*What you should do*. Pick out every line holding the string "this" and copy it.

[Data records]
****************

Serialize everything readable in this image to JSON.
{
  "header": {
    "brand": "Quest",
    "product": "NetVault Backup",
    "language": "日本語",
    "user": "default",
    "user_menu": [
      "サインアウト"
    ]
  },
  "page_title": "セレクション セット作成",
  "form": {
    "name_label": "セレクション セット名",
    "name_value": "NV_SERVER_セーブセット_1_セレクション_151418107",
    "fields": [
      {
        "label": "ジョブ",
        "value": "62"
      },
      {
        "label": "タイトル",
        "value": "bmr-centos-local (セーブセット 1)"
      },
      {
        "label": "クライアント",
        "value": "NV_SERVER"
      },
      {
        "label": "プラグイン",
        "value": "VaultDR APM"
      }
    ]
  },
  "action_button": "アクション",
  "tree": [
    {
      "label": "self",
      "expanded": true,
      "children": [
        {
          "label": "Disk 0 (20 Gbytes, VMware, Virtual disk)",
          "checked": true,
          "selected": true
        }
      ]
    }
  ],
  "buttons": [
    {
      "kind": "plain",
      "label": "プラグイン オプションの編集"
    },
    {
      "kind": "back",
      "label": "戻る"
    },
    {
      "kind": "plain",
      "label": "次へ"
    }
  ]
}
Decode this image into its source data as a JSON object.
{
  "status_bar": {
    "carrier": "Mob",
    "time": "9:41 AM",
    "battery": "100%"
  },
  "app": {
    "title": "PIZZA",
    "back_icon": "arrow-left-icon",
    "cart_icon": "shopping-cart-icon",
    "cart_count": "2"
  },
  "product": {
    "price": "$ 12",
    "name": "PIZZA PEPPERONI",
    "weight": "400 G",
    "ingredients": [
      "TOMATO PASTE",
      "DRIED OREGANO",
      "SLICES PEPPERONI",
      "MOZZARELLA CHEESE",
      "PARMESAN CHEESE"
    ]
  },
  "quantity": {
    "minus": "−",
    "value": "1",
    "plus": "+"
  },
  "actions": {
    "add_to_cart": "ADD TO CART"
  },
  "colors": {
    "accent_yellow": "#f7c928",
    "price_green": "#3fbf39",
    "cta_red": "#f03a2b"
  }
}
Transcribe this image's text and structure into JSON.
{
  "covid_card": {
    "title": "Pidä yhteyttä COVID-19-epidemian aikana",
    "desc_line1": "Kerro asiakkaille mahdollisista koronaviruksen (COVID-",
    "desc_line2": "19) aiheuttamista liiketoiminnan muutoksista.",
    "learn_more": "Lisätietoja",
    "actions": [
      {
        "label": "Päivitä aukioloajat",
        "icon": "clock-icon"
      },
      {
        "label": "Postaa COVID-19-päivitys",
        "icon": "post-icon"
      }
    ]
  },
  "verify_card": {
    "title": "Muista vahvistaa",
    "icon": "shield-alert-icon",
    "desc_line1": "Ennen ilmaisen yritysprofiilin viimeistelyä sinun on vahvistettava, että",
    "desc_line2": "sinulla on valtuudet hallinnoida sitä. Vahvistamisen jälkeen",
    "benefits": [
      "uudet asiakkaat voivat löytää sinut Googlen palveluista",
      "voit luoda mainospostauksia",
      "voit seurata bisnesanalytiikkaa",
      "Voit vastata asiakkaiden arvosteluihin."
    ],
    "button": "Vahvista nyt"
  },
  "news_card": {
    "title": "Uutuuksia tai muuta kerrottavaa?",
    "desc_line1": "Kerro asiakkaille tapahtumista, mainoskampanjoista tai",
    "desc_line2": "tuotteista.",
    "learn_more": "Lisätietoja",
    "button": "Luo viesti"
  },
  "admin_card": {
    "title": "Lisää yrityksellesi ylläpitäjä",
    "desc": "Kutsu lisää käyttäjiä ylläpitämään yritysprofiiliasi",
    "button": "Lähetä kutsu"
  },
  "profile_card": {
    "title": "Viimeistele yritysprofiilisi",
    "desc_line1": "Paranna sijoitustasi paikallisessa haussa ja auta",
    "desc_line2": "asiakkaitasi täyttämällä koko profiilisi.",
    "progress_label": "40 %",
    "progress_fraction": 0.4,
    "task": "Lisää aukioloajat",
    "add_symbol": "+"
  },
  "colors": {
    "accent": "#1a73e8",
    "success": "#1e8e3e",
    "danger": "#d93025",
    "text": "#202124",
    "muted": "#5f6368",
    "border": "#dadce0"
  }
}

****************

*Reply to the task*.
Serialize everything readable in this image to JSON.
Decode this image into its source data as a JSON object.
Transcribe this image's text and structure into JSON.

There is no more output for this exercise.